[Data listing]
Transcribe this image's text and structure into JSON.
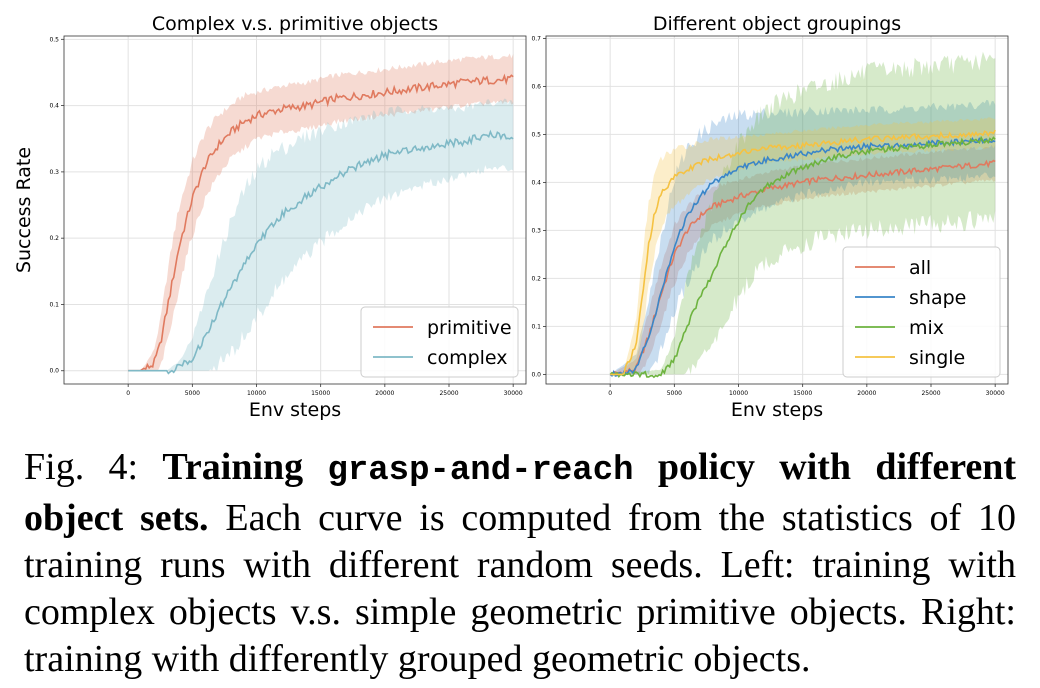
{
  "chart_data": [
    {
      "type": "line",
      "title": "Complex v.s. primitive objects",
      "xlabel": "Env steps",
      "ylabel": "Success Rate",
      "xlim": [
        -5000,
        31000
      ],
      "ylim": [
        -0.02,
        0.505
      ],
      "xticks": [
        0,
        5000,
        10000,
        15000,
        20000,
        25000,
        30000
      ],
      "yticks": [
        0.0,
        0.1,
        0.2,
        0.3,
        0.4,
        0.5
      ],
      "ytick_labels": [
        "0.0",
        "0.1",
        "0.2",
        "0.3",
        "0.4",
        "0.5"
      ],
      "grid": true,
      "legend": "bottom-right",
      "series": [
        {
          "name": "primitive",
          "color": "#e07a5f",
          "x": [
            0,
            1000,
            2000,
            2500,
            3000,
            3500,
            4000,
            5000,
            6000,
            7000,
            8000,
            9000,
            10000,
            12000,
            14000,
            16000,
            18000,
            20000,
            22000,
            24000,
            26000,
            28000,
            30000
          ],
          "y": [
            0.0,
            0.0,
            0.01,
            0.04,
            0.09,
            0.14,
            0.19,
            0.26,
            0.31,
            0.34,
            0.36,
            0.375,
            0.385,
            0.395,
            0.4,
            0.41,
            0.415,
            0.42,
            0.425,
            0.43,
            0.435,
            0.438,
            0.44
          ],
          "band": [
            0.0,
            0.0,
            0.02,
            0.035,
            0.05,
            0.06,
            0.06,
            0.055,
            0.05,
            0.045,
            0.04,
            0.04,
            0.035,
            0.035,
            0.035,
            0.035,
            0.035,
            0.035,
            0.035,
            0.035,
            0.035,
            0.035,
            0.035
          ]
        },
        {
          "name": "complex",
          "color": "#7fb9c6",
          "x": [
            0,
            3000,
            4000,
            5000,
            6000,
            7000,
            8000,
            9000,
            10000,
            11000,
            12000,
            14000,
            16000,
            18000,
            20000,
            22000,
            24000,
            26000,
            28000,
            30000
          ],
          "y": [
            0.0,
            0.0,
            0.005,
            0.02,
            0.05,
            0.09,
            0.125,
            0.16,
            0.19,
            0.215,
            0.235,
            0.265,
            0.29,
            0.31,
            0.325,
            0.335,
            0.34,
            0.345,
            0.355,
            0.355
          ],
          "band": [
            0.0,
            0.0,
            0.01,
            0.03,
            0.06,
            0.08,
            0.1,
            0.11,
            0.11,
            0.11,
            0.1,
            0.09,
            0.08,
            0.07,
            0.065,
            0.06,
            0.055,
            0.05,
            0.05,
            0.05
          ]
        }
      ]
    },
    {
      "type": "line",
      "title": "Different object groupings",
      "xlabel": "Env steps",
      "ylabel": "",
      "xlim": [
        -5000,
        31000
      ],
      "ylim": [
        -0.02,
        0.705
      ],
      "xticks": [
        0,
        5000,
        10000,
        15000,
        20000,
        25000,
        30000
      ],
      "yticks": [
        0.0,
        0.1,
        0.2,
        0.3,
        0.4,
        0.5,
        0.6,
        0.7
      ],
      "ytick_labels": [
        "0.0",
        "0.1",
        "0.2",
        "0.3",
        "0.4",
        "0.5",
        "0.6",
        "0.7"
      ],
      "grid": true,
      "legend": "bottom-right",
      "series": [
        {
          "name": "all",
          "color": "#e07a5f",
          "x": [
            0,
            2000,
            3000,
            4000,
            5000,
            6000,
            7000,
            8000,
            10000,
            12000,
            14000,
            16000,
            18000,
            20000,
            24000,
            28000,
            30000
          ],
          "y": [
            0.0,
            0.01,
            0.08,
            0.17,
            0.25,
            0.3,
            0.33,
            0.35,
            0.37,
            0.385,
            0.395,
            0.405,
            0.41,
            0.415,
            0.425,
            0.435,
            0.44
          ],
          "band": [
            0.0,
            0.02,
            0.05,
            0.06,
            0.06,
            0.05,
            0.045,
            0.04,
            0.035,
            0.035,
            0.035,
            0.035,
            0.035,
            0.035,
            0.035,
            0.035,
            0.035
          ]
        },
        {
          "name": "shape",
          "color": "#3a86c8",
          "x": [
            0,
            2000,
            3000,
            4000,
            5000,
            6000,
            7000,
            8000,
            10000,
            12000,
            14000,
            16000,
            18000,
            20000,
            24000,
            28000,
            30000
          ],
          "y": [
            0.0,
            0.01,
            0.08,
            0.17,
            0.27,
            0.33,
            0.37,
            0.4,
            0.43,
            0.445,
            0.455,
            0.465,
            0.47,
            0.475,
            0.48,
            0.485,
            0.49
          ],
          "band": [
            0.0,
            0.03,
            0.08,
            0.12,
            0.14,
            0.14,
            0.13,
            0.12,
            0.11,
            0.1,
            0.09,
            0.085,
            0.08,
            0.075,
            0.075,
            0.075,
            0.075
          ]
        },
        {
          "name": "mix",
          "color": "#6db33f",
          "x": [
            0,
            4000,
            5000,
            6000,
            7000,
            8000,
            9000,
            10000,
            11000,
            12000,
            14000,
            16000,
            18000,
            20000,
            24000,
            28000,
            30000
          ],
          "y": [
            0.0,
            0.0,
            0.03,
            0.1,
            0.16,
            0.21,
            0.27,
            0.32,
            0.36,
            0.39,
            0.42,
            0.44,
            0.455,
            0.465,
            0.475,
            0.485,
            0.49
          ],
          "band": [
            0.0,
            0.01,
            0.05,
            0.1,
            0.13,
            0.15,
            0.16,
            0.16,
            0.16,
            0.16,
            0.16,
            0.16,
            0.16,
            0.165,
            0.165,
            0.165,
            0.165
          ]
        },
        {
          "name": "single",
          "color": "#f5c242",
          "x": [
            0,
            1000,
            2000,
            2500,
            3000,
            3500,
            4000,
            5000,
            6000,
            7000,
            8000,
            10000,
            12000,
            14000,
            16000,
            18000,
            20000,
            24000,
            28000,
            30000
          ],
          "y": [
            0.0,
            0.0,
            0.06,
            0.16,
            0.27,
            0.34,
            0.38,
            0.41,
            0.425,
            0.44,
            0.45,
            0.46,
            0.47,
            0.475,
            0.48,
            0.485,
            0.49,
            0.495,
            0.5,
            0.505
          ],
          "band": [
            0.0,
            0.0,
            0.05,
            0.08,
            0.09,
            0.08,
            0.07,
            0.06,
            0.05,
            0.045,
            0.04,
            0.035,
            0.03,
            0.03,
            0.03,
            0.03,
            0.03,
            0.03,
            0.03,
            0.03
          ]
        }
      ]
    }
  ],
  "caption": {
    "fig_label": "Fig. 4:",
    "bold_part1": "Training",
    "mono": "grasp-and-reach",
    "bold_part2": "policy with different object sets.",
    "text": "Each curve is computed from the statistics of 10 training runs with different random seeds. Left: training with complex objects v.s. simple geometric primitive objects. Right: training with differently grouped geometric objects."
  }
}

**Exercise:** Exactly how many lines contain "objects"? State the number and nothing else.

**Task response:** 2